**Exercise directions**
Write out the whole of the material exactly.

>> begin Input records

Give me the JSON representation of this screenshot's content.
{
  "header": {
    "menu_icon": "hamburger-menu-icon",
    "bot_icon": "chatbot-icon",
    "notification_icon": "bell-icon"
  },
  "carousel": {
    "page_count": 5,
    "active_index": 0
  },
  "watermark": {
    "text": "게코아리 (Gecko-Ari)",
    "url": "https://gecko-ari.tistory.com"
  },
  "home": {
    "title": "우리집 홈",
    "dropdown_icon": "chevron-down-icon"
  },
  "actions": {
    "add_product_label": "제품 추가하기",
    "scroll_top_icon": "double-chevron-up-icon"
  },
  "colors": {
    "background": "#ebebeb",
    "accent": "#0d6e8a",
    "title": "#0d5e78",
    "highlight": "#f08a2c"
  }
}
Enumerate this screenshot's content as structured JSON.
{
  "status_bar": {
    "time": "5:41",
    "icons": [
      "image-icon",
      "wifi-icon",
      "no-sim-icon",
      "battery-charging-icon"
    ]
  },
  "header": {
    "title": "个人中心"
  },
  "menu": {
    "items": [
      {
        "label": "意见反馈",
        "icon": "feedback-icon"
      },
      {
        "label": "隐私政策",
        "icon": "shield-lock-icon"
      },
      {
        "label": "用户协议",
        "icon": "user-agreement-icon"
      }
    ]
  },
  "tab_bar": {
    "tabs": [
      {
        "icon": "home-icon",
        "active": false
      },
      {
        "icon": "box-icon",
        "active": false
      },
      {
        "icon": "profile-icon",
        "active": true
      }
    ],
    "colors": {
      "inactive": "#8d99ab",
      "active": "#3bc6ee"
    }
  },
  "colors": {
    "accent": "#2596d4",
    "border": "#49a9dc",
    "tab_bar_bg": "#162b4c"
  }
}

>> end Input records

**Solution to this exercise**
Give me the JSON representation of this screenshot's content.
{
  "header": {
    "menu_icon": "hamburger-menu-icon",
    "bot_icon": "chatbot-icon",
    "notification_icon": "bell-icon"
  },
  "carousel": {
    "page_count": 5,
    "active_index": 0
  },
  "watermark": {
    "text": "게코아리 (Gecko-Ari)",
    "url": "https://gecko-ari.tistory.com"
  },
  "home": {
    "title": "우리집 홈",
    "dropdown_icon": "chevron-down-icon"
  },
  "actions": {
    "add_product_label": "제품 추가하기",
    "scroll_top_icon": "double-chevron-up-icon"
  },
  "colors": {
    "background": "#ebebeb",
    "accent": "#0d6e8a",
    "title": "#0d5e78",
    "highlight": "#f08a2c"
  }
}
Enumerate this screenshot's content as structured JSON.
{
  "status_bar": {
    "time": "5:41",
    "icons": [
      "image-icon",
      "wifi-icon",
      "no-sim-icon",
      "battery-charging-icon"
    ]
  },
  "header": {
    "title": "个人中心"
  },
  "menu": {
    "items": [
      {
        "label": "意见反馈",
        "icon": "feedback-icon"
      },
      {
        "label": "隐私政策",
        "icon": "shield-lock-icon"
      },
      {
        "label": "用户协议",
        "icon": "user-agreement-icon"
      }
    ]
  },
  "tab_bar": {
    "tabs": [
      {
        "icon": "home-icon",
        "active": false
      },
      {
        "icon": "box-icon",
        "active": false
      },
      {
        "icon": "profile-icon",
        "active": true
      }
    ],
    "colors": {
      "inactive": "#8d99ab",
      "active": "#3bc6ee"
    }
  },
  "colors": {
    "accent": "#2596d4",
    "border": "#49a9dc",
    "tab_bar_bg": "#162b4c"
  }
}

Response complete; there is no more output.